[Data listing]
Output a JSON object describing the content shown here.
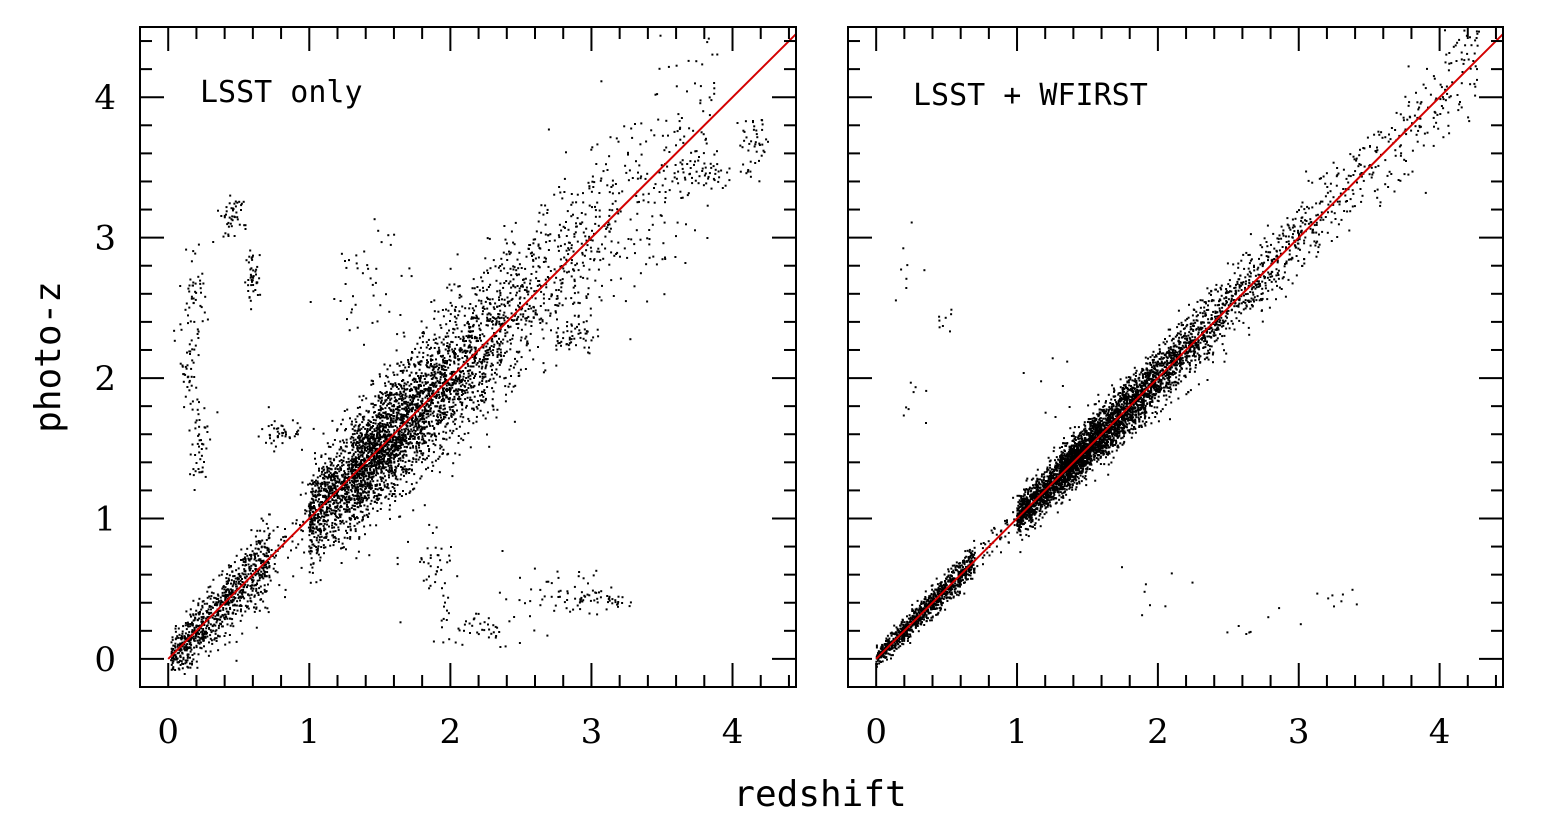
{
  "figure": {
    "xlabel": "redshift",
    "ylabel": "photo-z"
  },
  "colors": {
    "points": "#000000",
    "reference_line": "#d40000",
    "frame": "#000000",
    "background": "#ffffff"
  },
  "chart_data": [
    {
      "type": "scatter",
      "title": "LSST only",
      "xlabel": "redshift",
      "ylabel": "photo-z",
      "xlim": [
        -0.2,
        4.45
      ],
      "ylim": [
        -0.2,
        4.5
      ],
      "xticks": [
        0,
        1,
        2,
        3,
        4
      ],
      "yticks": [
        0,
        1,
        2,
        3,
        4
      ],
      "xtick_labels": [
        "0",
        "1",
        "2",
        "3",
        "4"
      ],
      "ytick_labels": [
        "0",
        "1",
        "2",
        "3",
        "4"
      ],
      "grid": false,
      "reference_line": {
        "x": [
          0,
          4.45
        ],
        "y": [
          0,
          4.45
        ],
        "color": "#d40000"
      },
      "main_sequence": {
        "x_range": [
          0.02,
          3.9
        ],
        "typical_scatter": 0.08
      },
      "outlier_groups": [
        {
          "x_center": 0.45,
          "y_center": 3.15,
          "x_spread": 0.1,
          "y_spread": 0.15
        },
        {
          "x_center": 0.18,
          "y_center": 2.6,
          "x_spread": 0.1,
          "y_spread": 0.3
        },
        {
          "x_center": 0.15,
          "y_center": 2.1,
          "x_spread": 0.08,
          "y_spread": 0.35
        },
        {
          "x_center": 0.22,
          "y_center": 1.5,
          "x_spread": 0.08,
          "y_spread": 0.3
        },
        {
          "x_center": 0.6,
          "y_center": 2.7,
          "x_spread": 0.05,
          "y_spread": 0.2
        },
        {
          "x_center": 0.8,
          "y_center": 1.6,
          "x_spread": 0.15,
          "y_spread": 0.1
        },
        {
          "x_center": 1.4,
          "y_center": 2.6,
          "x_spread": 0.3,
          "y_spread": 0.5
        },
        {
          "x_center": 1.9,
          "y_center": 0.65,
          "x_spread": 0.2,
          "y_spread": 0.3
        },
        {
          "x_center": 2.2,
          "y_center": 0.2,
          "x_spread": 0.35,
          "y_spread": 0.12
        },
        {
          "x_center": 2.8,
          "y_center": 0.45,
          "x_spread": 0.4,
          "y_spread": 0.2
        },
        {
          "x_center": 3.1,
          "y_center": 0.42,
          "x_spread": 0.25,
          "y_spread": 0.08
        },
        {
          "x_center": 3.8,
          "y_center": 3.45,
          "x_spread": 0.25,
          "y_spread": 0.12
        },
        {
          "x_center": 4.15,
          "y_center": 3.6,
          "x_spread": 0.1,
          "y_spread": 0.25
        },
        {
          "x_center": 2.9,
          "y_center": 2.3,
          "x_spread": 0.15,
          "y_spread": 0.1
        }
      ]
    },
    {
      "type": "scatter",
      "title": "LSST + WFIRST",
      "xlabel": "redshift",
      "ylabel": "",
      "xlim": [
        -0.2,
        4.45
      ],
      "ylim": [
        -0.2,
        4.5
      ],
      "xticks": [
        0,
        1,
        2,
        3,
        4
      ],
      "yticks": [
        0,
        1,
        2,
        3,
        4
      ],
      "xtick_labels": [
        "0",
        "1",
        "2",
        "3",
        "4"
      ],
      "ytick_labels": [],
      "grid": false,
      "reference_line": {
        "x": [
          0,
          4.45
        ],
        "y": [
          0,
          4.45
        ],
        "color": "#d40000"
      },
      "main_sequence": {
        "x_range": [
          0.0,
          4.3
        ],
        "typical_scatter": 0.035
      },
      "outlier_groups": [
        {
          "x_center": 0.2,
          "y_center": 2.8,
          "x_spread": 0.1,
          "y_spread": 0.3
        },
        {
          "x_center": 0.3,
          "y_center": 1.8,
          "x_spread": 0.15,
          "y_spread": 0.2
        },
        {
          "x_center": 0.5,
          "y_center": 2.4,
          "x_spread": 0.1,
          "y_spread": 0.1
        },
        {
          "x_center": 1.2,
          "y_center": 1.85,
          "x_spread": 0.2,
          "y_spread": 0.3
        },
        {
          "x_center": 1.9,
          "y_center": 0.5,
          "x_spread": 0.35,
          "y_spread": 0.2
        },
        {
          "x_center": 2.6,
          "y_center": 0.2,
          "x_spread": 0.5,
          "y_spread": 0.15
        },
        {
          "x_center": 3.3,
          "y_center": 0.42,
          "x_spread": 0.2,
          "y_spread": 0.1
        }
      ]
    }
  ]
}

## [What to do]
Reproduce every entry word for word, but skip any pictures.

## [Written response]
Output a JSON object describing the content shown here.
{
  "figure": {
    "xlabel": "redshift",
    "ylabel": "photo-z"
  },
  "colors": {
    "points": "#000000",
    "reference_line": "#d40000",
    "frame": "#000000",
    "background": "#ffffff"
  },
  "chart_data": [
    {
      "type": "scatter",
      "title": "LSST only",
      "xlabel": "redshift",
      "ylabel": "photo-z",
      "xlim": [
        -0.2,
        4.45
      ],
      "ylim": [
        -0.2,
        4.5
      ],
      "xticks": [
        0,
        1,
        2,
        3,
        4
      ],
      "yticks": [
        0,
        1,
        2,
        3,
        4
      ],
      "xtick_labels": [
        "0",
        "1",
        "2",
        "3",
        "4"
      ],
      "ytick_labels": [
        "0",
        "1",
        "2",
        "3",
        "4"
      ],
      "grid": false,
      "reference_line": {
        "x": [
          0,
          4.45
        ],
        "y": [
          0,
          4.45
        ],
        "color": "#d40000"
      },
      "main_sequence": {
        "x_range": [
          0.02,
          3.9
        ],
        "typical_scatter": 0.08
      },
      "outlier_groups": [
        {
          "x_center": 0.45,
          "y_center": 3.15,
          "x_spread": 0.1,
          "y_spread": 0.15
        },
        {
          "x_center": 0.18,
          "y_center": 2.6,
          "x_spread": 0.1,
          "y_spread": 0.3
        },
        {
          "x_center": 0.15,
          "y_center": 2.1,
          "x_spread": 0.08,
          "y_spread": 0.35
        },
        {
          "x_center": 0.22,
          "y_center": 1.5,
          "x_spread": 0.08,
          "y_spread": 0.3
        },
        {
          "x_center": 0.6,
          "y_center": 2.7,
          "x_spread": 0.05,
          "y_spread": 0.2
        },
        {
          "x_center": 0.8,
          "y_center": 1.6,
          "x_spread": 0.15,
          "y_spread": 0.1
        },
        {
          "x_center": 1.4,
          "y_center": 2.6,
          "x_spread": 0.3,
          "y_spread": 0.5
        },
        {
          "x_center": 1.9,
          "y_center": 0.65,
          "x_spread": 0.2,
          "y_spread": 0.3
        },
        {
          "x_center": 2.2,
          "y_center": 0.2,
          "x_spread": 0.35,
          "y_spread": 0.12
        },
        {
          "x_center": 2.8,
          "y_center": 0.45,
          "x_spread": 0.4,
          "y_spread": 0.2
        },
        {
          "x_center": 3.1,
          "y_center": 0.42,
          "x_spread": 0.25,
          "y_spread": 0.08
        },
        {
          "x_center": 3.8,
          "y_center": 3.45,
          "x_spread": 0.25,
          "y_spread": 0.12
        },
        {
          "x_center": 4.15,
          "y_center": 3.6,
          "x_spread": 0.1,
          "y_spread": 0.25
        },
        {
          "x_center": 2.9,
          "y_center": 2.3,
          "x_spread": 0.15,
          "y_spread": 0.1
        }
      ]
    },
    {
      "type": "scatter",
      "title": "LSST + WFIRST",
      "xlabel": "redshift",
      "ylabel": "",
      "xlim": [
        -0.2,
        4.45
      ],
      "ylim": [
        -0.2,
        4.5
      ],
      "xticks": [
        0,
        1,
        2,
        3,
        4
      ],
      "yticks": [
        0,
        1,
        2,
        3,
        4
      ],
      "xtick_labels": [
        "0",
        "1",
        "2",
        "3",
        "4"
      ],
      "ytick_labels": [],
      "grid": false,
      "reference_line": {
        "x": [
          0,
          4.45
        ],
        "y": [
          0,
          4.45
        ],
        "color": "#d40000"
      },
      "main_sequence": {
        "x_range": [
          0.0,
          4.3
        ],
        "typical_scatter": 0.035
      },
      "outlier_groups": [
        {
          "x_center": 0.2,
          "y_center": 2.8,
          "x_spread": 0.1,
          "y_spread": 0.3
        },
        {
          "x_center": 0.3,
          "y_center": 1.8,
          "x_spread": 0.15,
          "y_spread": 0.2
        },
        {
          "x_center": 0.5,
          "y_center": 2.4,
          "x_spread": 0.1,
          "y_spread": 0.1
        },
        {
          "x_center": 1.2,
          "y_center": 1.85,
          "x_spread": 0.2,
          "y_spread": 0.3
        },
        {
          "x_center": 1.9,
          "y_center": 0.5,
          "x_spread": 0.35,
          "y_spread": 0.2
        },
        {
          "x_center": 2.6,
          "y_center": 0.2,
          "x_spread": 0.5,
          "y_spread": 0.15
        },
        {
          "x_center": 3.3,
          "y_center": 0.42,
          "x_spread": 0.2,
          "y_spread": 0.1
        }
      ]
    }
  ]
}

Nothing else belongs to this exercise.